Required work: Without the pictures, return all of the material exactly as written.

## start

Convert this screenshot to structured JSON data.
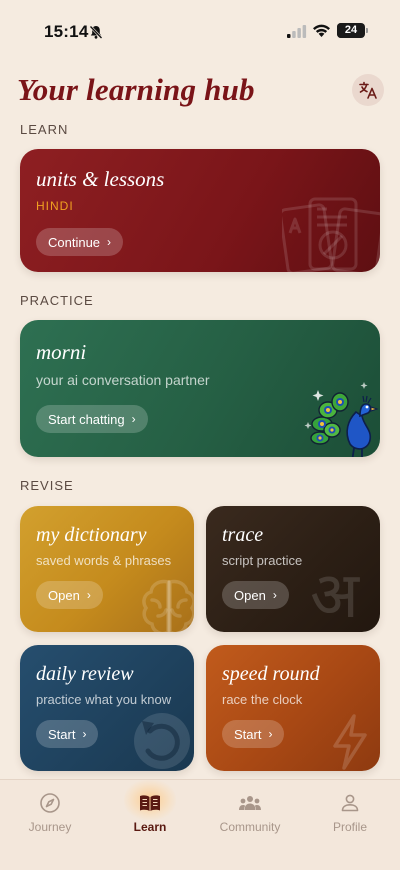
{
  "status_bar": {
    "time": "15:14",
    "battery": "24",
    "battery_level": 0.24
  },
  "header": {
    "title": "Your learning hub",
    "translate_icon": "translate-icon"
  },
  "sections": {
    "learn": "LEARN",
    "practice": "PRACTICE",
    "revise": "REVISE"
  },
  "lessons_card": {
    "title": "units & lessons",
    "language": "HINDI",
    "button": "Continue"
  },
  "chat_card": {
    "title": "morni",
    "subtitle": "your ai conversation partner",
    "button": "Start chatting"
  },
  "dictionary_card": {
    "title": "my dictionary",
    "subtitle": "saved words & phrases",
    "button": "Open"
  },
  "trace_card": {
    "title": "trace",
    "subtitle": "script practice",
    "button": "Open",
    "glyph": "अ"
  },
  "review_card": {
    "title": "daily review",
    "subtitle": "practice what you know",
    "button": "Start"
  },
  "speed_card": {
    "title": "speed round",
    "subtitle": "race the clock",
    "button": "Start"
  },
  "tabs": [
    {
      "label": "Journey",
      "icon": "compass-icon",
      "active": false
    },
    {
      "label": "Learn",
      "icon": "book-icon",
      "active": true
    },
    {
      "label": "Community",
      "icon": "people-icon",
      "active": false
    },
    {
      "label": "Profile",
      "icon": "person-icon",
      "active": false
    }
  ],
  "colors": {
    "background": "#f5ebe0",
    "title": "#7a1418",
    "learn": "#7a1519",
    "practice": "#255f44",
    "dictionary": "#c58b1d",
    "trace": "#2c1f15",
    "review": "#1f425e",
    "speed": "#a84814",
    "language_accent": "#f0a020"
  }
}
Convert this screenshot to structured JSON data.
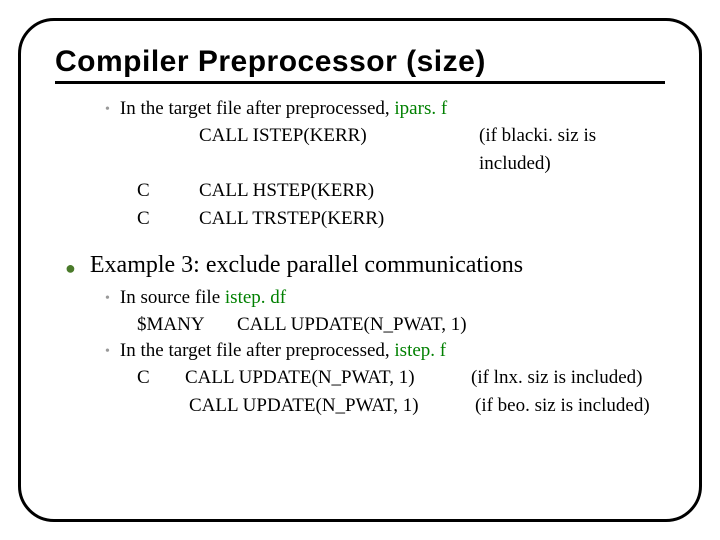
{
  "title": "Compiler Preprocessor (size)",
  "section1": {
    "intro_pre": "In the target file after preprocessed, ",
    "intro_file": "ipars. f",
    "rows": [
      {
        "c": "",
        "call": "CALL ISTEP(KERR)",
        "note": "(if blacki. siz is included)"
      },
      {
        "c": "C",
        "call": "CALL HSTEP(KERR)",
        "note": ""
      },
      {
        "c": "C",
        "call": "CALL TRSTEP(KERR)",
        "note": ""
      }
    ]
  },
  "example3": {
    "heading": "Example 3: exclude parallel communications",
    "b1_pre": "In source file ",
    "b1_file": "istep. df",
    "many": "$MANY",
    "many_call": "CALL UPDATE(N_PWAT, 1)",
    "b2_pre": "In the target file after preprocessed, ",
    "b2_file": "istep. f",
    "rows": [
      {
        "c": "C",
        "call": "CALL UPDATE(N_PWAT, 1)",
        "note": "(if lnx. siz is included)"
      },
      {
        "c": "",
        "call": "CALL UPDATE(N_PWAT, 1)",
        "note": "(if beo. siz is included)"
      }
    ]
  }
}
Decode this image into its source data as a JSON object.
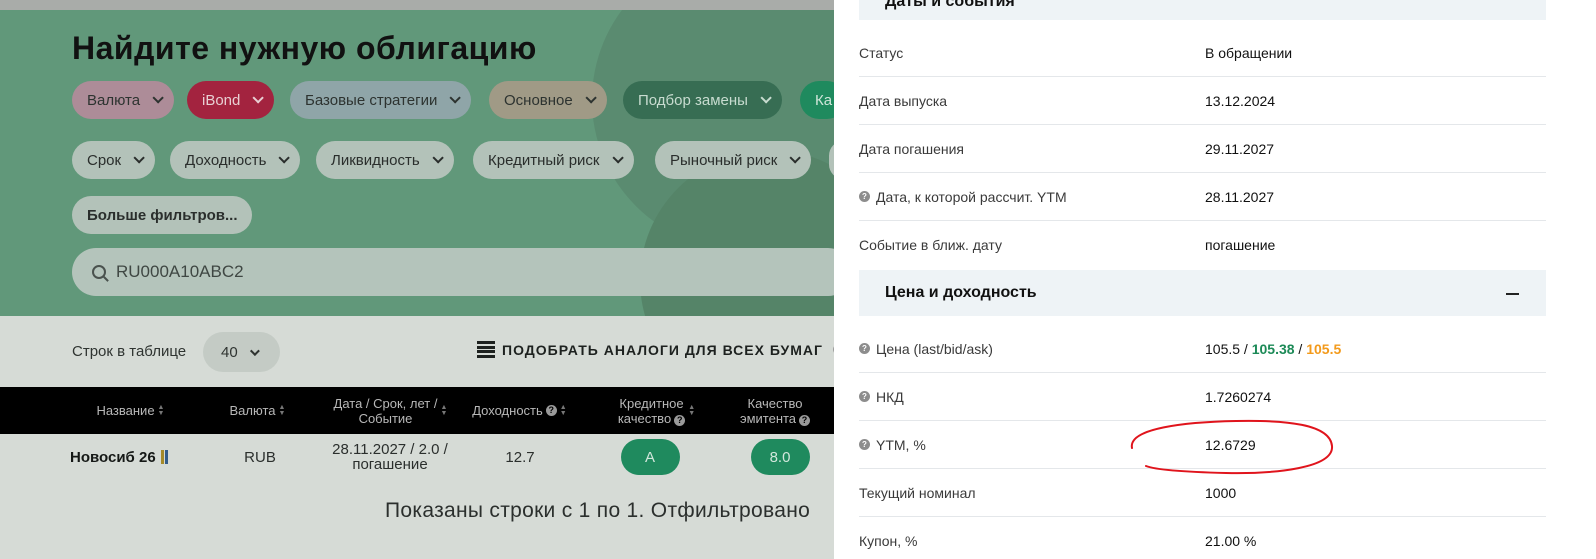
{
  "left": {
    "title": "Найдите нужную облигацию",
    "filters_row1": [
      "Валюта",
      "iBond",
      "Базовые стратегии",
      "Основное",
      "Подбор замены",
      "Ка"
    ],
    "filters_row2": [
      "Срок",
      "Доходность",
      "Ликвидность",
      "Кредитный риск",
      "Рыночный риск"
    ],
    "more_filters": "Больше фильтров...",
    "search_value": "RU000A10ABC2",
    "rows_label": "Строк в таблице",
    "rows_value": "40",
    "analogs_button": "ПОДОБРАТЬ АНАЛОГИ ДЛЯ ВСЕХ БУМАГ",
    "table": {
      "headers": {
        "name": "Название",
        "currency": "Валюта",
        "date_line1": "Дата / Срок, лет /",
        "date_line2": "Событие",
        "yield": "Доходность",
        "credit_line1": "Кредитное",
        "credit_line2": "качество",
        "issuer_line1": "Качество",
        "issuer_line2": "эмитента"
      },
      "row": {
        "name": "Новосиб 26",
        "currency": "RUB",
        "date_line1": "28.11.2027 / 2.0 /",
        "date_line2": "погашение",
        "yield": "12.7",
        "credit": "A",
        "issuer": "8.0"
      }
    },
    "summary": "Показаны строки с 1 по 1. Отфильтровано"
  },
  "panel": {
    "section_dates": "Даты и события",
    "dates_rows": [
      {
        "label": "Статус",
        "value": "В обращении"
      },
      {
        "label": "Дата выпуска",
        "value": "13.12.2024"
      },
      {
        "label": "Дата погашения",
        "value": "29.11.2027"
      },
      {
        "label": "Дата, к которой рассчит. YTM",
        "value": "28.11.2027"
      },
      {
        "label": "Событие в ближ. дату",
        "value": "погашение"
      }
    ],
    "section_price": "Цена и доходность",
    "price": {
      "label": "Цена (last/bid/ask)",
      "last": "105.5",
      "bid": "105.38",
      "ask": "105.5",
      "sep": " / "
    },
    "price_rows": [
      {
        "label": "НКД",
        "value": "1.7260274"
      },
      {
        "label": "YTM, %",
        "value": "12.6729"
      },
      {
        "label": "Текущий номинал",
        "value": "1000"
      },
      {
        "label": "Купон, %",
        "value": "21.00 %"
      }
    ],
    "colors": {
      "bid": "#1c8a57",
      "ask": "#f39a1b",
      "annotation": "#e0141c"
    }
  }
}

## end

Exercise output:
Convert this screenshot to structured JSON data.
{
  "status_bar": {
    "time": "15:14",
    "battery": "24",
    "battery_level": 0.24
  },
  "header": {
    "title": "Your learning hub",
    "translate_icon": "translate-icon"
  },
  "sections": {
    "learn": "LEARN",
    "practice": "PRACTICE",
    "revise": "REVISE"
  },
  "lessons_card": {
    "title": "units & lessons",
    "language": "HINDI",
    "button": "Continue"
  },
  "chat_card": {
    "title": "morni",
    "subtitle": "your ai conversation partner",
    "button": "Start chatting"
  },
  "dictionary_card": {
    "title": "my dictionary",
    "subtitle": "saved words & phrases",
    "button": "Open"
  },
  "trace_card": {
    "title": "trace",
    "subtitle": "script practice",
    "button": "Open",
    "glyph": "अ"
  },
  "review_card": {
    "title": "daily review",
    "subtitle": "practice what you know",
    "button": "Start"
  },
  "speed_card": {
    "title": "speed round",
    "subtitle": "race the clock",
    "button": "Start"
  },
  "tabs": [
    {
      "label": "Journey",
      "icon": "compass-icon",
      "active": false
    },
    {
      "label": "Learn",
      "icon": "book-icon",
      "active": true
    },
    {
      "label": "Community",
      "icon": "people-icon",
      "active": false
    },
    {
      "label": "Profile",
      "icon": "person-icon",
      "active": false
    }
  ],
  "colors": {
    "background": "#f5ebe0",
    "title": "#7a1418",
    "learn": "#7a1519",
    "practice": "#255f44",
    "dictionary": "#c58b1d",
    "trace": "#2c1f15",
    "review": "#1f425e",
    "speed": "#a84814",
    "language_accent": "#f0a020"
  }
}
Convert this screenshot to structured JSON data.
{
  "title": "Compiler Preprocessor (size)",
  "section1": {
    "intro_pre": "In the target file after preprocessed, ",
    "intro_file": "ipars. f",
    "rows": [
      {
        "c": "",
        "call": "CALL ISTEP(KERR)",
        "note": "(if blacki. siz is included)"
      },
      {
        "c": "C",
        "call": "CALL HSTEP(KERR)",
        "note": ""
      },
      {
        "c": "C",
        "call": "CALL TRSTEP(KERR)",
        "note": ""
      }
    ]
  },
  "example3": {
    "heading": "Example 3: exclude parallel communications",
    "b1_pre": "In source file ",
    "b1_file": "istep. df",
    "many": "$MANY",
    "many_call": "CALL UPDATE(N_PWAT, 1)",
    "b2_pre": "In the target file after preprocessed, ",
    "b2_file": "istep. f",
    "rows": [
      {
        "c": "C",
        "call": "CALL UPDATE(N_PWAT, 1)",
        "note": "(if lnx. siz is included)"
      },
      {
        "c": "",
        "call": "CALL UPDATE(N_PWAT, 1)",
        "note": "(if beo. siz is included)"
      }
    ]
  }
}
Decode this image into its source data as a JSON object.
{
  "left": {
    "title": "Найдите нужную облигацию",
    "filters_row1": [
      "Валюта",
      "iBond",
      "Базовые стратегии",
      "Основное",
      "Подбор замены",
      "Ка"
    ],
    "filters_row2": [
      "Срок",
      "Доходность",
      "Ликвидность",
      "Кредитный риск",
      "Рыночный риск"
    ],
    "more_filters": "Больше фильтров...",
    "search_value": "RU000A10ABC2",
    "rows_label": "Строк в таблице",
    "rows_value": "40",
    "analogs_button": "ПОДОБРАТЬ АНАЛОГИ ДЛЯ ВСЕХ БУМАГ",
    "table": {
      "headers": {
        "name": "Название",
        "currency": "Валюта",
        "date_line1": "Дата / Срок, лет /",
        "date_line2": "Событие",
        "yield": "Доходность",
        "credit_line1": "Кредитное",
        "credit_line2": "качество",
        "issuer_line1": "Качество",
        "issuer_line2": "эмитента"
      },
      "row": {
        "name": "Новосиб 26",
        "currency": "RUB",
        "date_line1": "28.11.2027 / 2.0 /",
        "date_line2": "погашение",
        "yield": "12.7",
        "credit": "A",
        "issuer": "8.0"
      }
    },
    "summary": "Показаны строки с 1 по 1. Отфильтровано"
  },
  "panel": {
    "section_dates": "Даты и события",
    "dates_rows": [
      {
        "label": "Статус",
        "value": "В обращении"
      },
      {
        "label": "Дата выпуска",
        "value": "13.12.2024"
      },
      {
        "label": "Дата погашения",
        "value": "29.11.2027"
      },
      {
        "label": "Дата, к которой рассчит. YTM",
        "value": "28.11.2027"
      },
      {
        "label": "Событие в ближ. дату",
        "value": "погашение"
      }
    ],
    "section_price": "Цена и доходность",
    "price": {
      "label": "Цена (last/bid/ask)",
      "last": "105.5",
      "bid": "105.38",
      "ask": "105.5",
      "sep": " / "
    },
    "price_rows": [
      {
        "label": "НКД",
        "value": "1.7260274"
      },
      {
        "label": "YTM, %",
        "value": "12.6729"
      },
      {
        "label": "Текущий номинал",
        "value": "1000"
      },
      {
        "label": "Купон, %",
        "value": "21.00 %"
      }
    ],
    "colors": {
      "bid": "#1c8a57",
      "ask": "#f39a1b",
      "annotation": "#e0141c"
    }
  }
}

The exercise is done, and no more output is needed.